**Short problem:**
Rewrite the rows from the start through the line containing "action-button-3-1[interactable]: 风险警告 bbox=[630, 653, 685, 677]", putting "enclosing rectangle" in place of "bounding box" and leaving everything else unchanged.

**Data for the task:**
☆ ☆ ☆ ☆ ☆ ☆ ☆
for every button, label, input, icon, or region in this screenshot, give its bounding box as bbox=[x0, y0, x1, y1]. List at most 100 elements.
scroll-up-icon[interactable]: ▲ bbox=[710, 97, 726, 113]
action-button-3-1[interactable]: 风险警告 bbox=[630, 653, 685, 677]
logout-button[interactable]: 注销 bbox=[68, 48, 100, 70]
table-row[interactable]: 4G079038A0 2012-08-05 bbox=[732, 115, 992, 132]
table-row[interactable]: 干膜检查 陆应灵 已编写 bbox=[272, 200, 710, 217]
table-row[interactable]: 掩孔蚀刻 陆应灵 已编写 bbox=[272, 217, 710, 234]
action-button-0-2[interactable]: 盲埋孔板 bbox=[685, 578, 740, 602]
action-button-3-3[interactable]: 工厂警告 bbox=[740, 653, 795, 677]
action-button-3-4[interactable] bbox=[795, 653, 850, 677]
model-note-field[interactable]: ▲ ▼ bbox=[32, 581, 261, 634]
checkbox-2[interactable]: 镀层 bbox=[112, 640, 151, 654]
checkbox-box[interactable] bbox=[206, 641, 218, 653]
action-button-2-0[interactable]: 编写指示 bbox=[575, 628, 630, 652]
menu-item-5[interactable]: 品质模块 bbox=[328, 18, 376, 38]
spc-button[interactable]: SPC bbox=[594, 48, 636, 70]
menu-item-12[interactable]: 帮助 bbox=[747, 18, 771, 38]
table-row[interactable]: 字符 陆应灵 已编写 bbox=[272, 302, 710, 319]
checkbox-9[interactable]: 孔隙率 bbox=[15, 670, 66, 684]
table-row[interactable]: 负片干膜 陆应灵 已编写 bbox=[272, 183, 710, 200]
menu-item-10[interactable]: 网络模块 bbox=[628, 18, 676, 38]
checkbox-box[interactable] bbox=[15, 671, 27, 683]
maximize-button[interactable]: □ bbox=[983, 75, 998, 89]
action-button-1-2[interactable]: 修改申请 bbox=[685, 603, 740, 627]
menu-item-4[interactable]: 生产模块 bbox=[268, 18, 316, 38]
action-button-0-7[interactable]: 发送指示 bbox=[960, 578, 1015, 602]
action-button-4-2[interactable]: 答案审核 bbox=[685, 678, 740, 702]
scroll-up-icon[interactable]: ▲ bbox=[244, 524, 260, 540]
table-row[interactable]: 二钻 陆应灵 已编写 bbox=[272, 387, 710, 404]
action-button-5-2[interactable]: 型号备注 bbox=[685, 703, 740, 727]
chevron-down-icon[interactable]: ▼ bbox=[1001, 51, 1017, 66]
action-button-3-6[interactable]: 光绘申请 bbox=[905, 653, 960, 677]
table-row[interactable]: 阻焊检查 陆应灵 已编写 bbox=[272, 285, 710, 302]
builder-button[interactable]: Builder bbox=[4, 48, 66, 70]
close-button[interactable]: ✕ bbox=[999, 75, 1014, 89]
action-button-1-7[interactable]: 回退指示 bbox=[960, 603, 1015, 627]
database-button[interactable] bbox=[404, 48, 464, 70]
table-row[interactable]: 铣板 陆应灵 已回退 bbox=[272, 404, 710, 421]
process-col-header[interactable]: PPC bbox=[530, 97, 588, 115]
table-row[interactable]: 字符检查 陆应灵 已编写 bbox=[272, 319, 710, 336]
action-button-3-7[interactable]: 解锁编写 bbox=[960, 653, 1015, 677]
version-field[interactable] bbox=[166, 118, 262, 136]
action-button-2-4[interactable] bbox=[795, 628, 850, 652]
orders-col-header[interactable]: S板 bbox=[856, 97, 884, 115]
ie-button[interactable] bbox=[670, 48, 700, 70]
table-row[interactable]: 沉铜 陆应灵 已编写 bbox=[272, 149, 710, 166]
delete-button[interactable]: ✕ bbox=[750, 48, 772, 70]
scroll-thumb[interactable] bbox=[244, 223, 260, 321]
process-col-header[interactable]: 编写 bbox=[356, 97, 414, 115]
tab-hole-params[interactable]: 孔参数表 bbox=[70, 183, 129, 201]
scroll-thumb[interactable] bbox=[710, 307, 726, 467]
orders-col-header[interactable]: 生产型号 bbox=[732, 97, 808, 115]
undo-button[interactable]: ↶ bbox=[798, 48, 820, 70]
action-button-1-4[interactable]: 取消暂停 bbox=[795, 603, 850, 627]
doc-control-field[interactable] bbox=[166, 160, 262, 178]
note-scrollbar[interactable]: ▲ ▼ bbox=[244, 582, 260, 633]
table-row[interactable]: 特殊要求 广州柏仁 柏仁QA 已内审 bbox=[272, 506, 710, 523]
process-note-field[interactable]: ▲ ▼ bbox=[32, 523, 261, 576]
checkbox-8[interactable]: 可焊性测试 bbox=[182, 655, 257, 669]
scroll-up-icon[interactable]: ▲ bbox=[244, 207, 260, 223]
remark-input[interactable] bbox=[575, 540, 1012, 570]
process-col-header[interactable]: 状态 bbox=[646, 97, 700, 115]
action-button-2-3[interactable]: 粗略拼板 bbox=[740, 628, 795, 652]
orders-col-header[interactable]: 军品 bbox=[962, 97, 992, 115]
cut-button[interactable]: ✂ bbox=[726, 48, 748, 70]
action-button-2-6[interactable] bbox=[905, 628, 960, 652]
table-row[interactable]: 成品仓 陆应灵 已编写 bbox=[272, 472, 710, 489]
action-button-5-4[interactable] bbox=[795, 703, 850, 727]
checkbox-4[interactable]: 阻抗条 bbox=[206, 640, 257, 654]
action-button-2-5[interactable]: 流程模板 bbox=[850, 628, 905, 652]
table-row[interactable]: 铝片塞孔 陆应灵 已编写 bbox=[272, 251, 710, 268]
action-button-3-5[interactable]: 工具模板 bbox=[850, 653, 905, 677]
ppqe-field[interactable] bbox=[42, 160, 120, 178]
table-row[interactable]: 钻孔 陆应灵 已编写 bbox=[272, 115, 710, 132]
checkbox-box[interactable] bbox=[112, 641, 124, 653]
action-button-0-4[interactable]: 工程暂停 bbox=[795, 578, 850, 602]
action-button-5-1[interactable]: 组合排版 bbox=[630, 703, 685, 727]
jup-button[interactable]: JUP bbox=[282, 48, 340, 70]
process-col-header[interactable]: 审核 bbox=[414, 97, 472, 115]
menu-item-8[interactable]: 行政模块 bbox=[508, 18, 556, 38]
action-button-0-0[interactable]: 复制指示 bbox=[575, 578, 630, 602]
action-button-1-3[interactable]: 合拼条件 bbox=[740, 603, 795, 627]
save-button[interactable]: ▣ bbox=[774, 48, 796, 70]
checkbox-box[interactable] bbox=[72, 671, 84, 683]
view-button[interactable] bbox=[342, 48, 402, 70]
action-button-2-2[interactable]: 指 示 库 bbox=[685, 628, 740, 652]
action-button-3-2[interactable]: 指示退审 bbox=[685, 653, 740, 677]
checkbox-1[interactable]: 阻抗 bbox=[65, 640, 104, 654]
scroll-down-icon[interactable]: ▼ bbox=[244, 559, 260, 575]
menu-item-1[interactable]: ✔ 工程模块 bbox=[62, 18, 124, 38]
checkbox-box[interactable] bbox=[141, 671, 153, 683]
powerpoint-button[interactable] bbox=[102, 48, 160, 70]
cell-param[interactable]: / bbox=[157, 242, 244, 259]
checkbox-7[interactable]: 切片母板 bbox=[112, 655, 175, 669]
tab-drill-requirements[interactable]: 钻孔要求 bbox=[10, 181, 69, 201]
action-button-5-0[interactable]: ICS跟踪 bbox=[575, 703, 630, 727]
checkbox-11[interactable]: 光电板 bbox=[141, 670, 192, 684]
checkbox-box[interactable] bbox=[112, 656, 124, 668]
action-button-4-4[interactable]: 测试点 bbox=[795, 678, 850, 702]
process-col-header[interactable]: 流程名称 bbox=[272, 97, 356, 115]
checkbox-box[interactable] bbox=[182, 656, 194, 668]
☆ ☆ ☆ ☆ ☆ ☆ ☆
**Task output:**
for every button, label, input, icon, or region in this screenshot, give its enclosing rectangle as bbox=[x0, y0, x1, y1]. List at most 100 elements.
scroll-up-icon[interactable]: ▲ bbox=[710, 97, 726, 113]
action-button-3-1[interactable]: 风险警告 bbox=[630, 653, 685, 677]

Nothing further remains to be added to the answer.